Written request: Reproduce all of the listing below without alteration.

====== Data provided ======

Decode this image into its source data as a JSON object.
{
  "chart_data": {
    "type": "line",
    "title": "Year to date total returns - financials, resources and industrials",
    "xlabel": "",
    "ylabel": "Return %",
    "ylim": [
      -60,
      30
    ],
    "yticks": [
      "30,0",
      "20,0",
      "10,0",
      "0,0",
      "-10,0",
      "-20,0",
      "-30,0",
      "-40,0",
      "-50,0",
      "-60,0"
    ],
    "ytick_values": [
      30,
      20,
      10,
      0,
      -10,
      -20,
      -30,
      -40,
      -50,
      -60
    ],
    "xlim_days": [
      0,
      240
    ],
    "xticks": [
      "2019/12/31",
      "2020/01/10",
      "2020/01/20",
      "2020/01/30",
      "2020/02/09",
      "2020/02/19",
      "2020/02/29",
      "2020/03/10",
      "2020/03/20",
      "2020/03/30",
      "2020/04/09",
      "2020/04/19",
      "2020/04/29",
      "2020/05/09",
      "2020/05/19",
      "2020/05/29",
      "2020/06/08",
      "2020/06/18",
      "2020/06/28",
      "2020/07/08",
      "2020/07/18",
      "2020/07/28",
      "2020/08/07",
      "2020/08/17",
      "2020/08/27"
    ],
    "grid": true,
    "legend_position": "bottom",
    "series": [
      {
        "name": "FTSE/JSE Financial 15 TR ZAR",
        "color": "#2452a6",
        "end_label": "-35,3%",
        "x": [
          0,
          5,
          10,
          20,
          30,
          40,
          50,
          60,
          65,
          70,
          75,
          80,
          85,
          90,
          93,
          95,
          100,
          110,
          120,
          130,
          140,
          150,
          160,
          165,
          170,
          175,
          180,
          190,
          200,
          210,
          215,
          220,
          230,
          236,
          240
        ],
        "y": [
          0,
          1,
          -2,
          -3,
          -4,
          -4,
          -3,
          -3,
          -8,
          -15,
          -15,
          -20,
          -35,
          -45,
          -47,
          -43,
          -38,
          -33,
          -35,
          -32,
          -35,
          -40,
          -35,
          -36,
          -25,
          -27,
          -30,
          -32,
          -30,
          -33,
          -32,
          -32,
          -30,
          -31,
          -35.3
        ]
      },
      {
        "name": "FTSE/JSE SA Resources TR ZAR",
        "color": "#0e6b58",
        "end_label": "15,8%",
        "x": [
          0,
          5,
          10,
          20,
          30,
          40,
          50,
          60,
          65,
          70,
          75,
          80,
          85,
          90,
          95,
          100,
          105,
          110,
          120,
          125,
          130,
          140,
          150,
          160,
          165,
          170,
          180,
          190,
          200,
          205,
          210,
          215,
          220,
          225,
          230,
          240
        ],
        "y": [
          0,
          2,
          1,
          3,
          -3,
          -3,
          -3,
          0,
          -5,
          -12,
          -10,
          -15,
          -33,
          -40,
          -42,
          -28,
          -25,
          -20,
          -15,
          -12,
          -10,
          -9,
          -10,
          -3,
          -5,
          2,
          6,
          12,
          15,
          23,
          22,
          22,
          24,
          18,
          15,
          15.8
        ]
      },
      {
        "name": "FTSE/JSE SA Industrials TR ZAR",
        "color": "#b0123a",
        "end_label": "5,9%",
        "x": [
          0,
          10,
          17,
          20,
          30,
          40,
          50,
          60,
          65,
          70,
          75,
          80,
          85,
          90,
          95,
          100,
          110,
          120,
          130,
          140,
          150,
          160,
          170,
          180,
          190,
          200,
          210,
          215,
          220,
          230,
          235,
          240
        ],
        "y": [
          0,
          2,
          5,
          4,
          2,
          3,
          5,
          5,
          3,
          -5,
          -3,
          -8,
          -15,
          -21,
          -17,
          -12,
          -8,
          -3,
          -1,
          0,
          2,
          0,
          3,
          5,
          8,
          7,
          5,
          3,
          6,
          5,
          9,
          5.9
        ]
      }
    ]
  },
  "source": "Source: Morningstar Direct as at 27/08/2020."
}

======

Finished answer:
Decode this image into its source data as a JSON object.
{
  "chart_data": {
    "type": "line",
    "title": "Year to date total returns - financials, resources and industrials",
    "xlabel": "",
    "ylabel": "Return %",
    "ylim": [
      -60,
      30
    ],
    "yticks": [
      "30,0",
      "20,0",
      "10,0",
      "0,0",
      "-10,0",
      "-20,0",
      "-30,0",
      "-40,0",
      "-50,0",
      "-60,0"
    ],
    "ytick_values": [
      30,
      20,
      10,
      0,
      -10,
      -20,
      -30,
      -40,
      -50,
      -60
    ],
    "xlim_days": [
      0,
      240
    ],
    "xticks": [
      "2019/12/31",
      "2020/01/10",
      "2020/01/20",
      "2020/01/30",
      "2020/02/09",
      "2020/02/19",
      "2020/02/29",
      "2020/03/10",
      "2020/03/20",
      "2020/03/30",
      "2020/04/09",
      "2020/04/19",
      "2020/04/29",
      "2020/05/09",
      "2020/05/19",
      "2020/05/29",
      "2020/06/08",
      "2020/06/18",
      "2020/06/28",
      "2020/07/08",
      "2020/07/18",
      "2020/07/28",
      "2020/08/07",
      "2020/08/17",
      "2020/08/27"
    ],
    "grid": true,
    "legend_position": "bottom",
    "series": [
      {
        "name": "FTSE/JSE Financial 15 TR ZAR",
        "color": "#2452a6",
        "end_label": "-35,3%",
        "x": [
          0,
          5,
          10,
          20,
          30,
          40,
          50,
          60,
          65,
          70,
          75,
          80,
          85,
          90,
          93,
          95,
          100,
          110,
          120,
          130,
          140,
          150,
          160,
          165,
          170,
          175,
          180,
          190,
          200,
          210,
          215,
          220,
          230,
          236,
          240
        ],
        "y": [
          0,
          1,
          -2,
          -3,
          -4,
          -4,
          -3,
          -3,
          -8,
          -15,
          -15,
          -20,
          -35,
          -45,
          -47,
          -43,
          -38,
          -33,
          -35,
          -32,
          -35,
          -40,
          -35,
          -36,
          -25,
          -27,
          -30,
          -32,
          -30,
          -33,
          -32,
          -32,
          -30,
          -31,
          -35.3
        ]
      },
      {
        "name": "FTSE/JSE SA Resources TR ZAR",
        "color": "#0e6b58",
        "end_label": "15,8%",
        "x": [
          0,
          5,
          10,
          20,
          30,
          40,
          50,
          60,
          65,
          70,
          75,
          80,
          85,
          90,
          95,
          100,
          105,
          110,
          120,
          125,
          130,
          140,
          150,
          160,
          165,
          170,
          180,
          190,
          200,
          205,
          210,
          215,
          220,
          225,
          230,
          240
        ],
        "y": [
          0,
          2,
          1,
          3,
          -3,
          -3,
          -3,
          0,
          -5,
          -12,
          -10,
          -15,
          -33,
          -40,
          -42,
          -28,
          -25,
          -20,
          -15,
          -12,
          -10,
          -9,
          -10,
          -3,
          -5,
          2,
          6,
          12,
          15,
          23,
          22,
          22,
          24,
          18,
          15,
          15.8
        ]
      },
      {
        "name": "FTSE/JSE SA Industrials TR ZAR",
        "color": "#b0123a",
        "end_label": "5,9%",
        "x": [
          0,
          10,
          17,
          20,
          30,
          40,
          50,
          60,
          65,
          70,
          75,
          80,
          85,
          90,
          95,
          100,
          110,
          120,
          130,
          140,
          150,
          160,
          170,
          180,
          190,
          200,
          210,
          215,
          220,
          230,
          235,
          240
        ],
        "y": [
          0,
          2,
          5,
          4,
          2,
          3,
          5,
          5,
          3,
          -5,
          -3,
          -8,
          -15,
          -21,
          -17,
          -12,
          -8,
          -3,
          -1,
          0,
          2,
          0,
          3,
          5,
          8,
          7,
          5,
          3,
          6,
          5,
          9,
          5.9
        ]
      }
    ]
  },
  "source": "Source: Morningstar Direct as at 27/08/2020."
}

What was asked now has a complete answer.